Stored dataset items ::
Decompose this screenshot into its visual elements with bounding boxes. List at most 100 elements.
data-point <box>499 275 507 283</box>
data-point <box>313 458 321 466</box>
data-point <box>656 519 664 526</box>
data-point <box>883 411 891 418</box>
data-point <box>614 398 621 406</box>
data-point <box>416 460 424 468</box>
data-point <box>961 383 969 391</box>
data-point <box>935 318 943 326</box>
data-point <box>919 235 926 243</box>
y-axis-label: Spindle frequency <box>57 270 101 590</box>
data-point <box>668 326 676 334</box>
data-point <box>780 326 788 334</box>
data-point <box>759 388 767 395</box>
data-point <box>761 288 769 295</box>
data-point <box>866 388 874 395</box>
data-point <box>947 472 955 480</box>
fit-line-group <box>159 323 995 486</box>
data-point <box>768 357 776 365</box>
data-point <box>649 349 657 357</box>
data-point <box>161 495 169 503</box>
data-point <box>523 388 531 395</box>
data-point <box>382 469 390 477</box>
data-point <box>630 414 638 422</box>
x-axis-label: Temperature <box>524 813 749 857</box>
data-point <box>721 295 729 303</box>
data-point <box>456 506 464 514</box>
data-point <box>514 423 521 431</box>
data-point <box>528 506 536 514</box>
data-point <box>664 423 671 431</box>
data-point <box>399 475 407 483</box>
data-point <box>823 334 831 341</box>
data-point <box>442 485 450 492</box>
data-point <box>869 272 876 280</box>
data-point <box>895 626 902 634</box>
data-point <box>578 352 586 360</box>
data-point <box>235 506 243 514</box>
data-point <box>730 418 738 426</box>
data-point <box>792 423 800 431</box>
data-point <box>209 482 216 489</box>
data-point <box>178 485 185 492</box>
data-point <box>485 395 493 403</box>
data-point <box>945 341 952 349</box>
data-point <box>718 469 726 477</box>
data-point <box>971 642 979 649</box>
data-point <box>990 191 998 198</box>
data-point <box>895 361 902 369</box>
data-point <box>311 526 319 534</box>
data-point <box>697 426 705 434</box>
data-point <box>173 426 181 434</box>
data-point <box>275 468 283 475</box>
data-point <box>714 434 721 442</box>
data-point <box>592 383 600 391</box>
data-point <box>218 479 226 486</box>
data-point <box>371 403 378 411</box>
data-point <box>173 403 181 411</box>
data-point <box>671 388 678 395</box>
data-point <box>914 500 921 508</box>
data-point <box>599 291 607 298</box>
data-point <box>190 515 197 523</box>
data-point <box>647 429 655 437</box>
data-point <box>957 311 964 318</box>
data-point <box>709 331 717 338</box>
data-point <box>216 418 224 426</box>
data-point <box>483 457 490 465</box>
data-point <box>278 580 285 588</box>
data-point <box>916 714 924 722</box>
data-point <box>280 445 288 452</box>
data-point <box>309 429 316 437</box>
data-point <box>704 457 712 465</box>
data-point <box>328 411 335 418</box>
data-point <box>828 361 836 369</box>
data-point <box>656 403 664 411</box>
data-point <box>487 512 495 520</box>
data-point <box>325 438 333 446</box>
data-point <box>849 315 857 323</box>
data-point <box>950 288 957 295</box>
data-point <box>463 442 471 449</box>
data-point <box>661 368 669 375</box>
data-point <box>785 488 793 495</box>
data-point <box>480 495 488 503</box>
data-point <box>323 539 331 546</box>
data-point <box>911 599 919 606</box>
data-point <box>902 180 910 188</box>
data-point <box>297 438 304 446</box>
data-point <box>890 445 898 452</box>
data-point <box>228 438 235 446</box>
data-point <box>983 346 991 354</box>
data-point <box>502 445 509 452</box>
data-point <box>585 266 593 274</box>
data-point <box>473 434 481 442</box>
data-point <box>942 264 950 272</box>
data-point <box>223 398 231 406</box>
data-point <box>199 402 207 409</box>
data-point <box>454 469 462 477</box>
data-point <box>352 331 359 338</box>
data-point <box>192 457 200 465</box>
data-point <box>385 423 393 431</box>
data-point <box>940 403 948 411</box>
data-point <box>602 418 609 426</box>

WORK TO BE COMPLETED :: Please extract every line of the material above and reproduce each one with no changes, in the same order.

THE RESULT ::
Decompose this screenshot into its visual elements with bounding boxes. List at most 100 elements.
data-point <box>499 275 507 283</box>
data-point <box>313 458 321 466</box>
data-point <box>656 519 664 526</box>
data-point <box>883 411 891 418</box>
data-point <box>614 398 621 406</box>
data-point <box>416 460 424 468</box>
data-point <box>961 383 969 391</box>
data-point <box>935 318 943 326</box>
data-point <box>919 235 926 243</box>
y-axis-label: Spindle frequency <box>57 270 101 590</box>
data-point <box>668 326 676 334</box>
data-point <box>780 326 788 334</box>
data-point <box>759 388 767 395</box>
data-point <box>761 288 769 295</box>
data-point <box>866 388 874 395</box>
data-point <box>947 472 955 480</box>
fit-line-group <box>159 323 995 486</box>
data-point <box>768 357 776 365</box>
data-point <box>649 349 657 357</box>
data-point <box>161 495 169 503</box>
data-point <box>523 388 531 395</box>
data-point <box>382 469 390 477</box>
data-point <box>630 414 638 422</box>
x-axis-label: Temperature <box>524 813 749 857</box>
data-point <box>721 295 729 303</box>
data-point <box>456 506 464 514</box>
data-point <box>514 423 521 431</box>
data-point <box>528 506 536 514</box>
data-point <box>664 423 671 431</box>
data-point <box>399 475 407 483</box>
data-point <box>823 334 831 341</box>
data-point <box>442 485 450 492</box>
data-point <box>869 272 876 280</box>
data-point <box>895 626 902 634</box>
data-point <box>578 352 586 360</box>
data-point <box>235 506 243 514</box>
data-point <box>730 418 738 426</box>
data-point <box>792 423 800 431</box>
data-point <box>209 482 216 489</box>
data-point <box>178 485 185 492</box>
data-point <box>485 395 493 403</box>
data-point <box>945 341 952 349</box>
data-point <box>718 469 726 477</box>
data-point <box>971 642 979 649</box>
data-point <box>990 191 998 198</box>
data-point <box>895 361 902 369</box>
data-point <box>311 526 319 534</box>
data-point <box>697 426 705 434</box>
data-point <box>173 426 181 434</box>
data-point <box>275 468 283 475</box>
data-point <box>714 434 721 442</box>
data-point <box>592 383 600 391</box>
data-point <box>218 479 226 486</box>
data-point <box>371 403 378 411</box>
data-point <box>173 403 181 411</box>
data-point <box>671 388 678 395</box>
data-point <box>914 500 921 508</box>
data-point <box>599 291 607 298</box>
data-point <box>190 515 197 523</box>
data-point <box>647 429 655 437</box>
data-point <box>957 311 964 318</box>
data-point <box>709 331 717 338</box>
data-point <box>216 418 224 426</box>
data-point <box>483 457 490 465</box>
data-point <box>278 580 285 588</box>
data-point <box>916 714 924 722</box>
data-point <box>280 445 288 452</box>
data-point <box>309 429 316 437</box>
data-point <box>704 457 712 465</box>
data-point <box>328 411 335 418</box>
data-point <box>828 361 836 369</box>
data-point <box>656 403 664 411</box>
data-point <box>487 512 495 520</box>
data-point <box>325 438 333 446</box>
data-point <box>849 315 857 323</box>
data-point <box>950 288 957 295</box>
data-point <box>463 442 471 449</box>
data-point <box>661 368 669 375</box>
data-point <box>785 488 793 495</box>
data-point <box>480 495 488 503</box>
data-point <box>323 539 331 546</box>
data-point <box>911 599 919 606</box>
data-point <box>902 180 910 188</box>
data-point <box>297 438 304 446</box>
data-point <box>890 445 898 452</box>
data-point <box>228 438 235 446</box>
data-point <box>983 346 991 354</box>
data-point <box>502 445 509 452</box>
data-point <box>585 266 593 274</box>
data-point <box>473 434 481 442</box>
data-point <box>942 264 950 272</box>
data-point <box>223 398 231 406</box>
data-point <box>199 402 207 409</box>
data-point <box>454 469 462 477</box>
data-point <box>352 331 359 338</box>
data-point <box>192 457 200 465</box>
data-point <box>385 423 393 431</box>
data-point <box>940 403 948 411</box>
data-point <box>602 418 609 426</box>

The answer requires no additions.